-------- SUPPLIED RECORDS
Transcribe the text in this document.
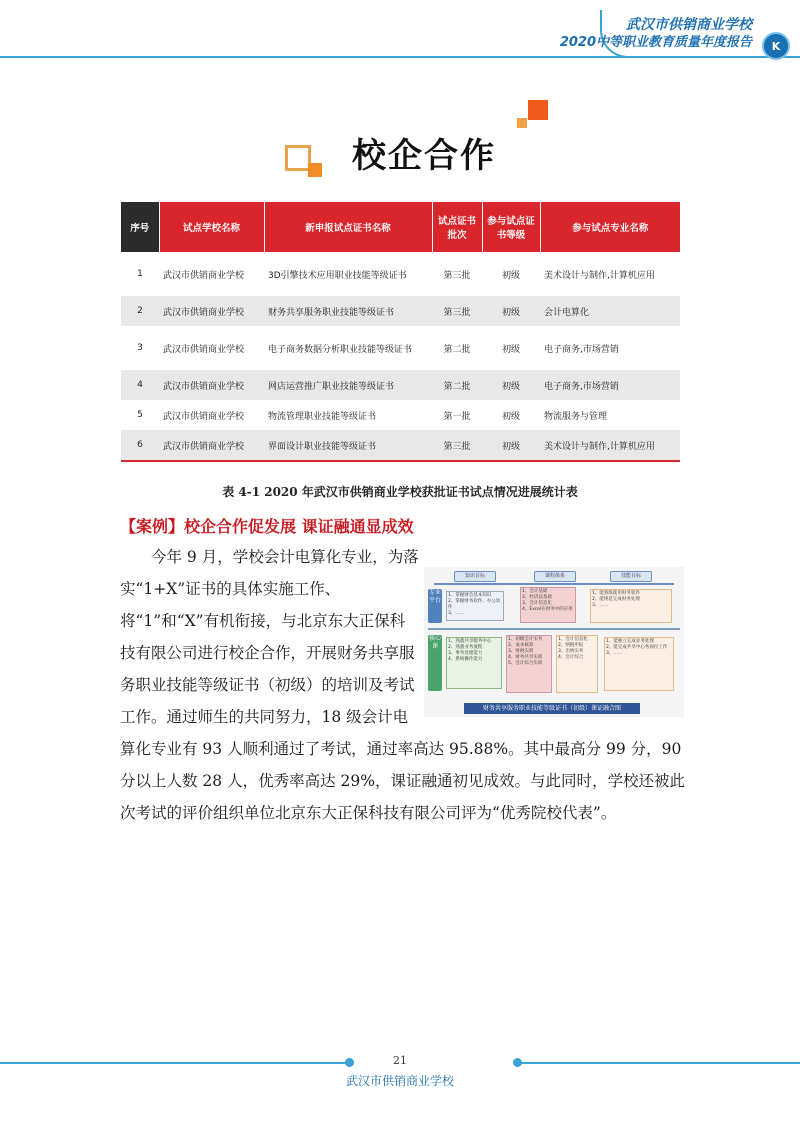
武汉市供销商业学校
2020中等职业教育质量年度报告 K
校企合作
序号	试点学校名称	新申报试点证书名称	试点证书批次	参与试点证书等级	参与试点专业名称
1	武汉市供销商业学校	3D引擎技术应用职业技能等级证书	第三批	初级	美术设计与制作,计算机应用
2	武汉市供销商业学校	财务共享服务职业技能等级证书	第三批	初级	会计电算化
3	武汉市供销商业学校	电子商务数据分析职业技能等级证书	第二批	初级	电子商务,市场营销
4	武汉市供销商业学校	网店运营推广职业技能等级证书	第二批	初级	电子商务,市场营销
5	武汉市供销商业学校	物流管理职业技能等级证书	第一批	初级	物流服务与管理
6	武汉市供销商业学校	界面设计职业技能等级证书	第三批	初级	美术设计与制作,计算机应用
表 4-1 2020 年武汉市供销商业学校获批证书试点情况进展统计表
【案例】校企合作促发展 课证融通显成效
今年 9 月，学校会计电算化专业，为落实“1+X”证书的具体实施工作、将“1”和“X”有机衔接，与北京东大正保科技有限公司进行校企合作，开展财务共享服务职业技能等级证书（初级）的培训及考试工作。通过师生的共同努力，18 级会计电
算化专业有 93 人顺利通过了考试，通过率高达 95.88%。其中最高分 99 分，90 分以上人数 28 人，优秀率高达 29%，课证融通初见成效。与此同时，学校还被此次考试的评价组织单位北京东大正保科技有限公司评为“优秀院校代表”。
知识目标	课程体系	技能目标
专业平台
1、掌握财会基本知识
2、掌握财务软件、办公软件
3、……
1、会计基础
2、经济法基础
3、会计信息化
4、Excel在财务中的应用
1、能熟练使用财务软件
2、能规范完成财务处理
3、……
核心课
1、熟悉共享服务中心
2、熟悉业务流程
3、事务处理能力
4、系统操作能力
1、初级会计实务
2、成本核算
3、财税实训
4、财务共享实训
5、会计综合实训
1、会计信息化
2、纳税申报
3、出纳实务
4、会计综合
1、能独立完成业务处理
2、能完成共享中心各岗位工作
3、……
财务共享服务职业技能等级证书（初级）课证融合图
21
武汉市供销商业学校
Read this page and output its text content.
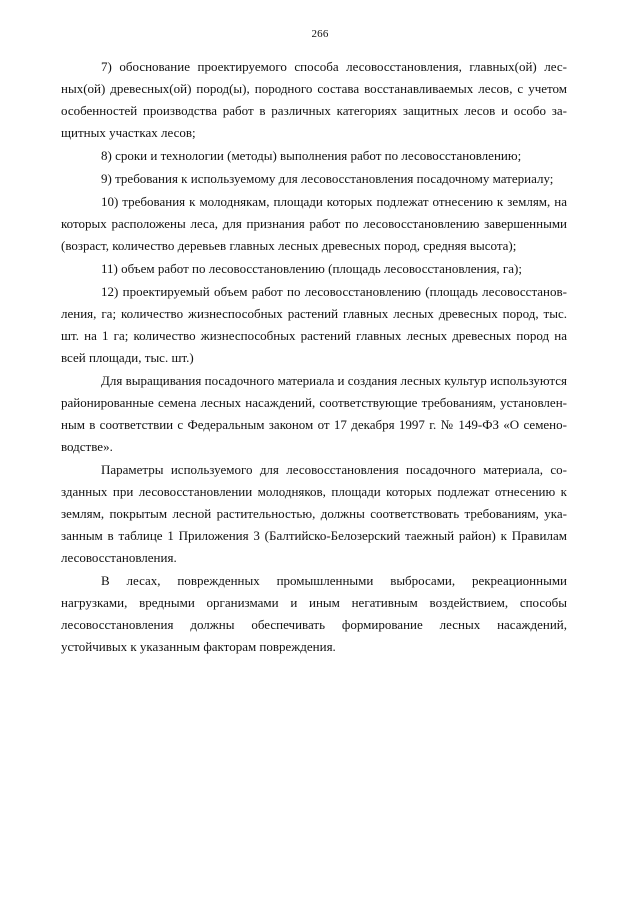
266

7) обоснование проектируемого способа лесовосстановления, главных(ой) лесных(ой) древесных(ой) пород(ы), породного состава восстанавливаемых лесов, с учетом особенностей производства работ в различных категориях защитных лесов и особо защитных участках лесов;

8) сроки и технологии (методы) выполнения работ по лесовосстановлению;

9) требования к используемому для лесовосстановления посадочному материалу;

10) требования к молоднякам, площади которых подлежат отнесению к землям, на которых расположены леса, для признания работ по лесовосстановлению завершенными (возраст, количество деревьев главных лесных древесных пород, средняя высота);

11) объем работ по лесовосстановлению (площадь лесовосстановления, га);

12) проектируемый объем работ по лесовосстановлению (площадь лесовосстановления, га; количество жизнеспособных растений главных лесных древесных пород, тыс. шт. на 1 га; количество жизнеспособных растений главных лесных древесных пород на всей площади, тыс. шт.)

Для выращивания посадочного материала и создания лесных культур используются районированные семена лесных насаждений, соответствующие требованиям, установленным в соответствии с Федеральным законом от 17 декабря 1997 г. № 149-ФЗ «О семеноводстве».

Параметры используемого для лесовосстановления посадочного материала, созданных при лесовосстановлении молодняков, площади которых подлежат отнесению к землям, покрытым лесной растительностью, должны соответствовать требованиям, указанным в таблице 1 Приложения 3 (Балтийско-Белозерский таежный район) к Правилам лесовосстановления.

В лесах, поврежденных промышленными выбросами, рекреационными нагрузками, вредными организмами и иным негативным воздействием, способы лесовосстановления должны обеспечивать формирование лесных насаждений, устойчивых к указанным факторам повреждения.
----------------
**EXERCISE REQUIREMENTS**
Of all the lines in the data above, state how many include "this". Say only the number.

**EXERCISE SOLUTION**
2